Rows from a dataset
--*--

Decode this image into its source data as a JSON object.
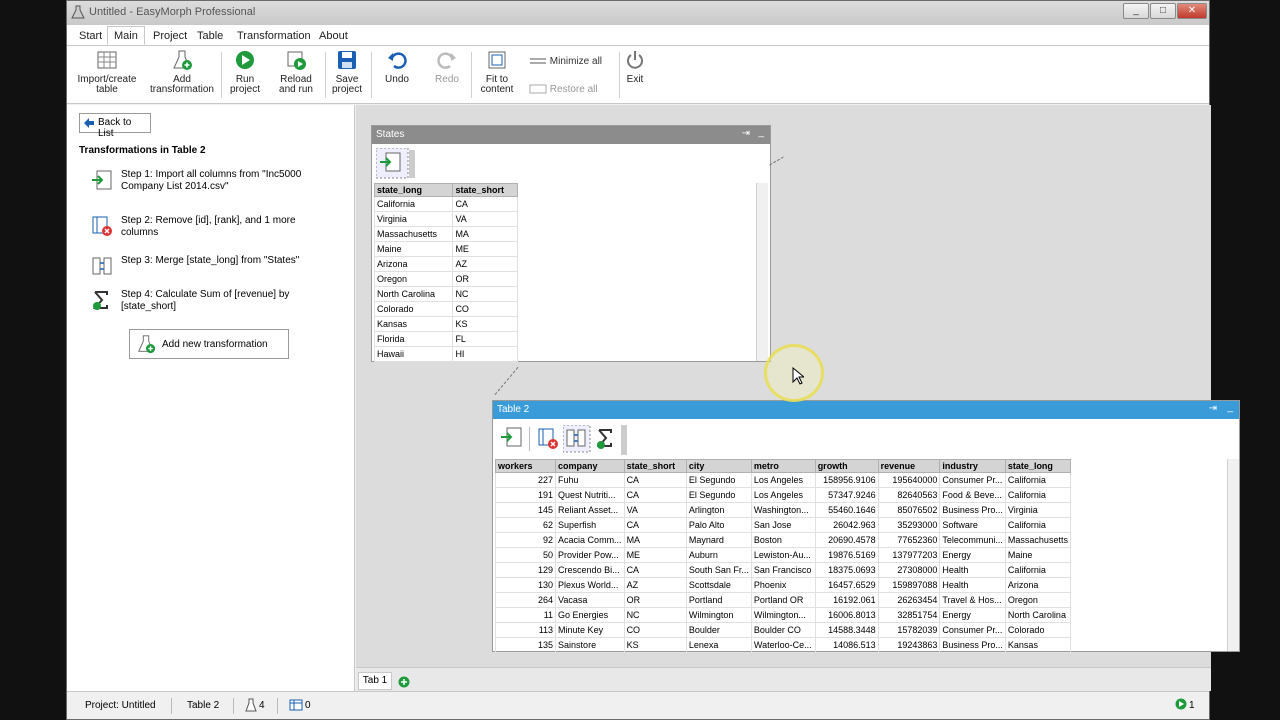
{
  "window": {
    "title": "Untitled - EasyMorph Professional"
  },
  "menu": {
    "tabs": [
      "Start",
      "Main",
      "Project",
      "Table",
      "Transformation",
      "About"
    ],
    "active": "Main"
  },
  "ribbon": {
    "import_create": "Import/create\ntable",
    "import_create_l1": "Import/create",
    "import_create_l2": "table",
    "add_trans_l1": "Add",
    "add_trans_l2": "transformation",
    "run_l1": "Run",
    "run_l2": "project",
    "reload_l1": "Reload",
    "reload_l2": "and run",
    "save_l1": "Save",
    "save_l2": "project",
    "undo": "Undo",
    "redo": "Redo",
    "fit_l1": "Fit to",
    "fit_l2": "content",
    "minimize_all": "Minimize all",
    "restore_all": "Restore all",
    "exit": "Exit"
  },
  "left_panel": {
    "back": "Back to List",
    "heading": "Transformations in Table 2",
    "steps": [
      {
        "text": "Step 1: Import all columns from \"Inc5000 Company List 2014.csv\""
      },
      {
        "text": "Step 2: Remove [id], [rank],  and 1 more columns"
      },
      {
        "text": "Step 3: Merge [state_long] from \"States\""
      },
      {
        "text": "Step 4: Calculate Sum of [revenue] by [state_short]"
      }
    ],
    "add_new": "Add new transformation"
  },
  "states_table": {
    "title": "States",
    "columns": [
      "state_long",
      "state_short"
    ],
    "rows": [
      [
        "California",
        "CA"
      ],
      [
        "Virginia",
        "VA"
      ],
      [
        "Massachusetts",
        "MA"
      ],
      [
        "Maine",
        "ME"
      ],
      [
        "Arizona",
        "AZ"
      ],
      [
        "Oregon",
        "OR"
      ],
      [
        "North Carolina",
        "NC"
      ],
      [
        "Colorado",
        "CO"
      ],
      [
        "Kansas",
        "KS"
      ],
      [
        "Florida",
        "FL"
      ],
      [
        "Hawaii",
        "HI"
      ]
    ]
  },
  "table2": {
    "title": "Table 2",
    "columns": [
      "workers",
      "company",
      "state_short",
      "city",
      "metro",
      "growth",
      "revenue",
      "industry",
      "state_long"
    ],
    "rows": [
      [
        "227",
        "Fuhu",
        "CA",
        "El Segundo",
        "Los Angeles",
        "158956.9106",
        "195640000",
        "Consumer Pr...",
        "California"
      ],
      [
        "191",
        "Quest Nutriti...",
        "CA",
        "El Segundo",
        "Los Angeles",
        "57347.9246",
        "82640563",
        "Food & Beve...",
        "California"
      ],
      [
        "145",
        "Reliant Asset...",
        "VA",
        "Arlington",
        "Washington...",
        "55460.1646",
        "85076502",
        "Business Pro...",
        "Virginia"
      ],
      [
        "62",
        "Superfish",
        "CA",
        "Palo Alto",
        "San Jose",
        "26042.963",
        "35293000",
        "Software",
        "California"
      ],
      [
        "92",
        "Acacia Comm...",
        "MA",
        "Maynard",
        "Boston",
        "20690.4578",
        "77652360",
        "Telecommuni...",
        "Massachusetts"
      ],
      [
        "50",
        "Provider Pow...",
        "ME",
        "Auburn",
        "Lewiston-Au...",
        "19876.5169",
        "137977203",
        "Energy",
        "Maine"
      ],
      [
        "129",
        "Crescendo Bi...",
        "CA",
        "South San Fr...",
        "San Francisco",
        "18375.0693",
        "27308000",
        "Health",
        "California"
      ],
      [
        "130",
        "Plexus World...",
        "AZ",
        "Scottsdale",
        "Phoenix",
        "16457.6529",
        "159897088",
        "Health",
        "Arizona"
      ],
      [
        "264",
        "Vacasa",
        "OR",
        "Portland",
        "Portland OR",
        "16192.061",
        "26263454",
        "Travel & Hos...",
        "Oregon"
      ],
      [
        "11",
        "Go Energies",
        "NC",
        "Wilmington",
        "Wilmington...",
        "16006.8013",
        "32851754",
        "Energy",
        "North Carolina"
      ],
      [
        "113",
        "Minute Key",
        "CO",
        "Boulder",
        "Boulder CO",
        "14588.3448",
        "15782039",
        "Consumer Pr...",
        "Colorado"
      ],
      [
        "135",
        "Sainstore",
        "KS",
        "Lenexa",
        "Waterloo-Ce...",
        "14086.513",
        "19243863",
        "Business Pro...",
        "Kansas"
      ]
    ]
  },
  "tabs_bottom": {
    "tab1": "Tab 1"
  },
  "status": {
    "project": "Project: Untitled",
    "table": "Table 2",
    "flask_count": "4",
    "table_count": "0",
    "run_count": "1"
  },
  "colors": {
    "active_header": "#3a9bd9",
    "inactive_header": "#8c8c8c",
    "accent_green": "#1e9a3c"
  }
}
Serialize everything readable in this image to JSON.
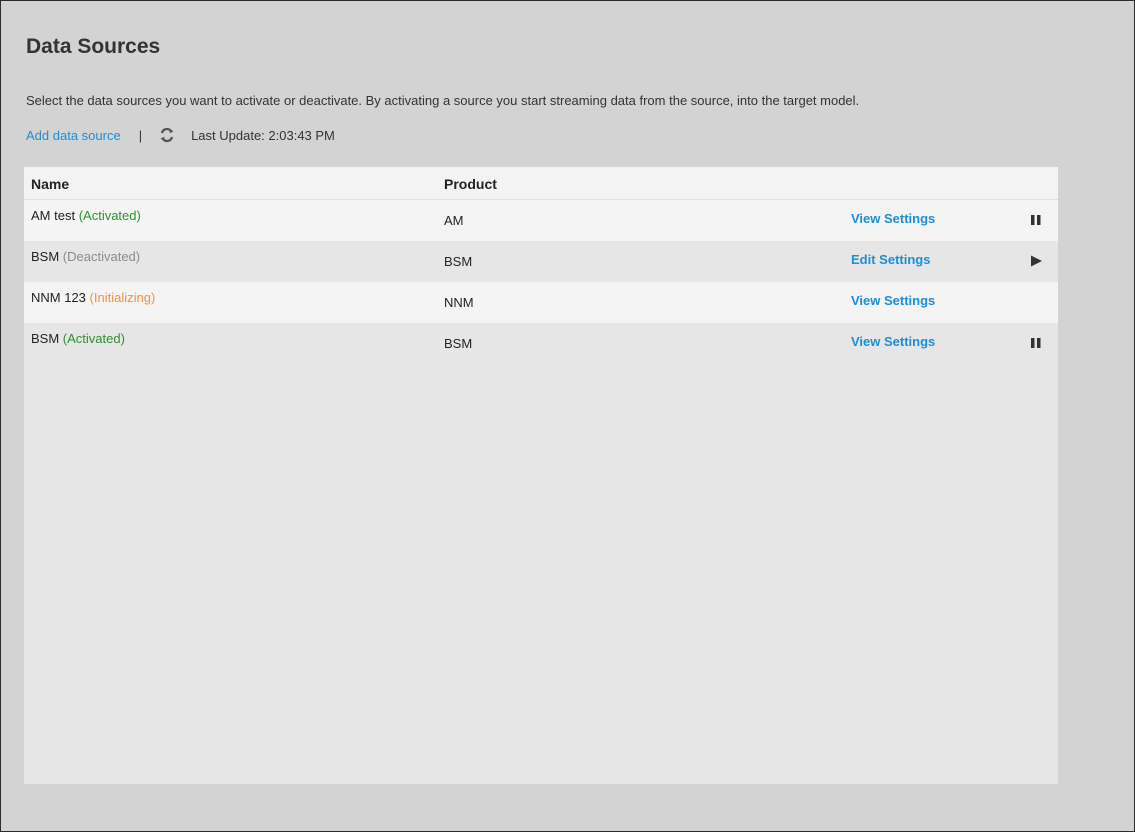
{
  "page": {
    "title": "Data Sources",
    "description": "Select the data sources you want to activate or deactivate. By activating a source you start streaming data from the source, into the target model."
  },
  "toolbar": {
    "add_link": "Add data source",
    "separator": "|",
    "refresh_icon": "refresh-icon",
    "last_update": "Last Update: 2:03:43 PM"
  },
  "table": {
    "columns": [
      "Name",
      "Product",
      "",
      ""
    ],
    "rows": [
      {
        "name": "AM test",
        "status": "(Activated)",
        "status_color": "#2f8f2f",
        "product": "AM",
        "action": "View Settings",
        "control_icon": "pause-icon"
      },
      {
        "name": "BSM",
        "status": "(Deactivated)",
        "status_color": "#8c8c8c",
        "product": "BSM",
        "action": "Edit Settings",
        "control_icon": "play-icon"
      },
      {
        "name": "NNM 123",
        "status": "(Initializing)",
        "status_color": "#f39237",
        "product": "NNM",
        "action": "View Settings",
        "control_icon": ""
      },
      {
        "name": "BSM",
        "status": "(Activated)",
        "status_color": "#2f8f2f",
        "product": "BSM",
        "action": "View Settings",
        "control_icon": "pause-icon"
      }
    ]
  },
  "colors": {
    "link": "#1a8fd4",
    "activated": "#2f8f2f",
    "deactivated": "#8c8c8c",
    "initializing": "#f39237"
  }
}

--*--

REQUEST
Each line above that holds the string "text" should be copied and shown.

RESULT FOR THIS TASK
        "text": "Step 1: Import all columns from \"Inc5000 Company List 2014.csv\""
        "text": "Step 2: Remove [id], [rank],  and 1 more columns"
        "text": "Step 3: Merge [state_long] from \"States\""
        "text": "Step 4: Calculate Sum of [revenue] by [state_short]"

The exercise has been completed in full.